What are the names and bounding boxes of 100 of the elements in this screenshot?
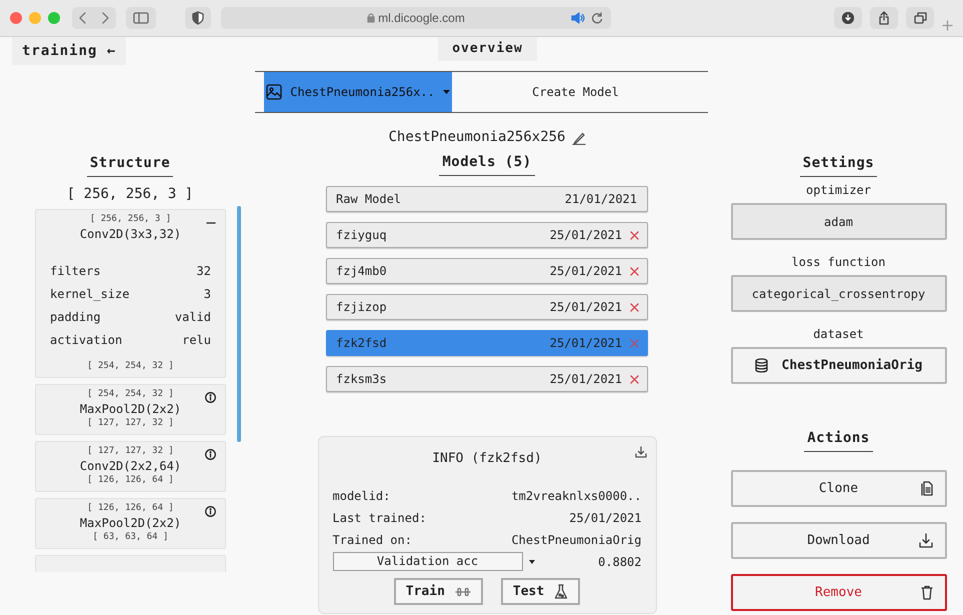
plus-icon[interactable] <box>942 20 953 30</box>
info-icon[interactable] <box>205 449 216 460</box>
setting-label: loss function <box>792 254 886 271</box>
image-icon <box>266 84 282 100</box>
layer-card[interactable]: [ 256, 256, 3 ] Conv2D(3x3,32) filters 32 kernel_size 3 padding valid activation relu [ 254, 254, 32 ] <box>35 209 226 378</box>
info-icon[interactable] <box>205 392 216 403</box>
back-icon <box>79 12 87 24</box>
model-date: 25/01/2021 <box>550 335 622 352</box>
lock-icon <box>367 13 376 23</box>
action-button[interactable]: Download <box>730 522 946 559</box>
action-button[interactable]: Clone <box>730 470 946 507</box>
layer-name: Conv2D(3x3,32) <box>80 226 182 242</box>
caret-icon[interactable] <box>528 560 534 564</box>
model-date: 25/01/2021 <box>550 371 622 388</box>
address-bar[interactable]: ml.dicoogle.com <box>221 7 611 29</box>
privacy-button[interactable] <box>185 7 211 29</box>
share-button[interactable] <box>870 7 898 29</box>
tab[interactable]: Create Model <box>452 72 699 112</box>
tabs-icon <box>914 12 926 24</box>
delete-icon[interactable] <box>630 230 639 240</box>
action-button[interactable]: Remove <box>730 574 946 611</box>
model-row[interactable]: fzk2fsd 25/01/2021 <box>326 330 648 356</box>
model-row[interactable]: fzj4mb0 25/01/2021 <box>326 258 648 284</box>
metric-value: 0.8802 <box>598 554 642 570</box>
setting-select[interactable]: categorical_crossentropy <box>730 275 946 312</box>
layer-name: MaxPool2D(2x2) <box>80 515 182 531</box>
layer-output-dimensions: [ 254, 254, 32 ] <box>87 360 174 373</box>
metric-select[interactable]: Validation acc <box>332 552 522 571</box>
tab[interactable]: ChestPneumonia256x.. <box>264 72 452 112</box>
param-value: relu <box>182 332 211 349</box>
param-name: padding <box>50 309 101 326</box>
sidebar-icon <box>133 12 149 24</box>
download-icon <box>918 533 932 548</box>
model-date: 21/01/2021 <box>564 191 637 208</box>
window-control-icon[interactable] <box>48 12 60 24</box>
layer-name: MaxPool2D(2x2) <box>80 401 182 417</box>
tabs-button[interactable] <box>906 7 934 29</box>
layer-output-dimensions: [ 127, 127, 32 ] <box>87 417 174 430</box>
pencil-icon[interactable] <box>572 130 586 144</box>
document-icon <box>920 481 932 496</box>
layer-card[interactable]: [ 126, 126, 64 ] MaxPool2D(2x2) [ 63, 63, 64 ] <box>35 498 226 549</box>
info-button[interactable]: Test <box>500 578 580 605</box>
delete-icon[interactable] <box>630 266 639 276</box>
model-row[interactable]: fzksm3s 25/01/2021 <box>326 366 648 392</box>
dumbbell-icon <box>454 586 471 596</box>
section-heading: Structure <box>86 153 174 177</box>
model-date: 25/01/2021 <box>550 299 622 316</box>
info-button[interactable]: Train <box>394 578 483 605</box>
download-icon <box>842 12 854 24</box>
flask-icon <box>554 584 568 600</box>
model-name: fzj4mb0 <box>336 263 387 280</box>
layer-name: Conv2D(2x2,64) <box>80 458 182 474</box>
model-name: Raw Model <box>336 191 402 208</box>
layer-input-dimensions: [ 126, 126, 64 ] <box>87 502 174 515</box>
dataset-title: ChestPneumonia256x256 <box>388 128 566 147</box>
input-dimensions-label: [ 256, 256, 3 ] <box>66 185 194 204</box>
field-label: modelid: <box>332 488 390 505</box>
trash-icon <box>920 585 932 600</box>
layer-card[interactable]: [ 254, 254, 32 ] MaxPool2D(2x2) [ 127, 127, 32 ] <box>35 384 226 435</box>
param-name: activation <box>50 332 122 349</box>
model-date: 25/01/2021 <box>550 227 622 244</box>
page-title: overview <box>438 37 537 61</box>
window-control-icon[interactable] <box>10 12 22 24</box>
database-icon <box>754 358 768 373</box>
url-text: ml.dicoogle.com <box>378 10 465 27</box>
delete-icon[interactable] <box>630 302 639 312</box>
param-value: valid <box>174 309 211 326</box>
model-row[interactable]: Raw Model 21/01/2021 <box>326 186 648 212</box>
share-icon <box>878 11 890 25</box>
section-heading: Models (5) <box>439 152 535 176</box>
speaker-icon[interactable] <box>571 12 585 24</box>
param-value: 3 <box>204 286 211 303</box>
field-value: 25/01/2021 <box>569 510 642 527</box>
param-name: kernel_size <box>50 286 130 303</box>
model-row[interactable]: fziyguq 25/01/2021 <box>326 222 648 248</box>
model-name: fziyguq <box>336 227 387 244</box>
setting-label: optimizer <box>806 182 872 199</box>
field-value: tm2vreaknlxs0000.. <box>511 488 642 505</box>
reload-icon[interactable] <box>591 12 603 24</box>
model-name: fzksm3s <box>336 371 387 388</box>
layer-input-dimensions: [ 254, 254, 32 ] <box>87 388 174 401</box>
model-row[interactable]: fzjizop 25/01/2021 <box>326 294 648 320</box>
field-label: Last trained: <box>332 510 426 527</box>
param-value: 32 <box>196 263 211 280</box>
layer-card[interactable]: [ 127, 127, 32 ] Conv2D(2x2,64) [ 126, 126, 64 ] <box>35 441 226 492</box>
layer-output-dimensions: [ 126, 126, 64 ] <box>87 474 174 487</box>
back-link[interactable]: training ← <box>12 37 126 65</box>
scrollbar-thumb[interactable] <box>237 206 241 442</box>
info-icon[interactable] <box>205 506 216 517</box>
forward-icon <box>101 12 109 24</box>
caret-icon <box>442 90 450 94</box>
download-icon[interactable] <box>634 446 646 458</box>
setting-select[interactable]: ChestPneumoniaOrig <box>730 347 946 384</box>
field-value: ChestPneumoniaOrig <box>511 532 642 549</box>
downloads-button[interactable] <box>834 7 862 29</box>
delete-icon[interactable] <box>630 374 639 384</box>
layer-input-dimensions: [ 256, 256, 3 ] <box>90 213 172 226</box>
setting-select[interactable]: adam <box>730 203 946 240</box>
sidebar-button[interactable] <box>126 7 156 29</box>
model-name: fzk2fsd <box>336 335 387 352</box>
*****
> _WHAT IS ASKED_
Copy every line of the entries above word for word, leaving out the picture.

> _SOLVED EXERCISE_
What are the names and bounding boxes of 100 of the elements in this screenshot?
plus-icon[interactable] <box>942 20 953 30</box>
info-icon[interactable] <box>205 449 216 460</box>
setting-label: loss function <box>792 254 886 271</box>
image-icon <box>266 84 282 100</box>
layer-card[interactable]: [ 256, 256, 3 ] Conv2D(3x3,32) filters 32 kernel_size 3 padding valid activation relu [ 254, 254, 32 ] <box>35 209 226 378</box>
info-icon[interactable] <box>205 392 216 403</box>
back-icon <box>79 12 87 24</box>
model-date: 25/01/2021 <box>550 335 622 352</box>
lock-icon <box>367 13 376 23</box>
action-button[interactable]: Download <box>730 522 946 559</box>
action-button[interactable]: Clone <box>730 470 946 507</box>
layer-name: Conv2D(3x3,32) <box>80 226 182 242</box>
caret-icon[interactable] <box>528 560 534 564</box>
model-date: 25/01/2021 <box>550 371 622 388</box>
address-bar[interactable]: ml.dicoogle.com <box>221 7 611 29</box>
privacy-button[interactable] <box>185 7 211 29</box>
share-button[interactable] <box>870 7 898 29</box>
tab[interactable]: Create Model <box>452 72 699 112</box>
tabs-icon <box>914 12 926 24</box>
delete-icon[interactable] <box>630 230 639 240</box>
action-button[interactable]: Remove <box>730 574 946 611</box>
model-row[interactable]: fzk2fsd 25/01/2021 <box>326 330 648 356</box>
model-row[interactable]: fzj4mb0 25/01/2021 <box>326 258 648 284</box>
metric-value: 0.8802 <box>598 554 642 570</box>
setting-select[interactable]: categorical_crossentropy <box>730 275 946 312</box>
layer-name: MaxPool2D(2x2) <box>80 515 182 531</box>
layer-output-dimensions: [ 254, 254, 32 ] <box>87 360 174 373</box>
metric-select[interactable]: Validation acc <box>332 552 522 571</box>
tab[interactable]: ChestPneumonia256x.. <box>264 72 452 112</box>
param-value: relu <box>182 332 211 349</box>
param-name: padding <box>50 309 101 326</box>
sidebar-icon <box>133 12 149 24</box>
download-icon <box>918 533 932 548</box>
model-date: 21/01/2021 <box>564 191 637 208</box>
window-control-icon[interactable] <box>48 12 60 24</box>
layer-name: MaxPool2D(2x2) <box>80 401 182 417</box>
tabs-button[interactable] <box>906 7 934 29</box>
layer-output-dimensions: [ 127, 127, 32 ] <box>87 417 174 430</box>
pencil-icon[interactable] <box>572 130 586 144</box>
document-icon <box>920 481 932 496</box>
layer-card[interactable]: [ 126, 126, 64 ] MaxPool2D(2x2) [ 63, 63, 64 ] <box>35 498 226 549</box>
info-button[interactable]: Test <box>500 578 580 605</box>
delete-icon[interactable] <box>630 266 639 276</box>
model-row[interactable]: fzksm3s 25/01/2021 <box>326 366 648 392</box>
dumbbell-icon <box>454 586 471 596</box>
section-heading: Structure <box>86 153 174 177</box>
model-date: 25/01/2021 <box>550 299 622 316</box>
info-button[interactable]: Train <box>394 578 483 605</box>
download-icon <box>842 12 854 24</box>
flask-icon <box>554 584 568 600</box>
model-name: fzj4mb0 <box>336 263 387 280</box>
layer-name: Conv2D(2x2,64) <box>80 458 182 474</box>
model-name: Raw Model <box>336 191 402 208</box>
layer-input-dimensions: [ 126, 126, 64 ] <box>87 502 174 515</box>
dataset-title: ChestPneumonia256x256 <box>388 128 566 147</box>
input-dimensions-label: [ 256, 256, 3 ] <box>66 185 194 204</box>
field-label: modelid: <box>332 488 390 505</box>
trash-icon <box>920 585 932 600</box>
layer-card[interactable]: [ 254, 254, 32 ] MaxPool2D(2x2) [ 127, 127, 32 ] <box>35 384 226 435</box>
param-name: activation <box>50 332 122 349</box>
model-date: 25/01/2021 <box>550 227 622 244</box>
page-title: overview <box>438 37 537 61</box>
window-control-icon[interactable] <box>10 12 22 24</box>
database-icon <box>754 358 768 373</box>
url-text: ml.dicoogle.com <box>378 10 465 27</box>
delete-icon[interactable] <box>630 302 639 312</box>
param-value: valid <box>174 309 211 326</box>
model-row[interactable]: Raw Model 21/01/2021 <box>326 186 648 212</box>
share-icon <box>878 11 890 25</box>
section-heading: Models (5) <box>439 152 535 176</box>
speaker-icon[interactable] <box>571 12 585 24</box>
param-value: 3 <box>204 286 211 303</box>
field-value: 25/01/2021 <box>569 510 642 527</box>
param-name: kernel_size <box>50 286 130 303</box>
model-row[interactable]: fziyguq 25/01/2021 <box>326 222 648 248</box>
model-name: fziyguq <box>336 227 387 244</box>
setting-label: optimizer <box>806 182 872 199</box>
field-value: tm2vreaknlxs0000.. <box>511 488 642 505</box>
reload-icon[interactable] <box>591 12 603 24</box>
model-name: fzksm3s <box>336 371 387 388</box>
layer-input-dimensions: [ 254, 254, 32 ] <box>87 388 174 401</box>
model-row[interactable]: fzjizop 25/01/2021 <box>326 294 648 320</box>
field-label: Last trained: <box>332 510 426 527</box>
param-value: 32 <box>196 263 211 280</box>
layer-card[interactable]: [ 127, 127, 32 ] Conv2D(2x2,64) [ 126, 126, 64 ] <box>35 441 226 492</box>
layer-output-dimensions: [ 126, 126, 64 ] <box>87 474 174 487</box>
back-link[interactable]: training ← <box>12 37 126 65</box>
scrollbar-thumb[interactable] <box>237 206 241 442</box>
info-icon[interactable] <box>205 506 216 517</box>
forward-icon <box>101 12 109 24</box>
caret-icon <box>442 90 450 94</box>
download-icon[interactable] <box>634 446 646 458</box>
setting-select[interactable]: ChestPneumoniaOrig <box>730 347 946 384</box>
field-value: ChestPneumoniaOrig <box>511 532 642 549</box>
downloads-button[interactable] <box>834 7 862 29</box>
delete-icon[interactable] <box>630 374 639 384</box>
layer-input-dimensions: [ 256, 256, 3 ] <box>90 213 172 226</box>
setting-select[interactable]: adam <box>730 203 946 240</box>
sidebar-button[interactable] <box>126 7 156 29</box>
model-name: fzk2fsd <box>336 335 387 352</box>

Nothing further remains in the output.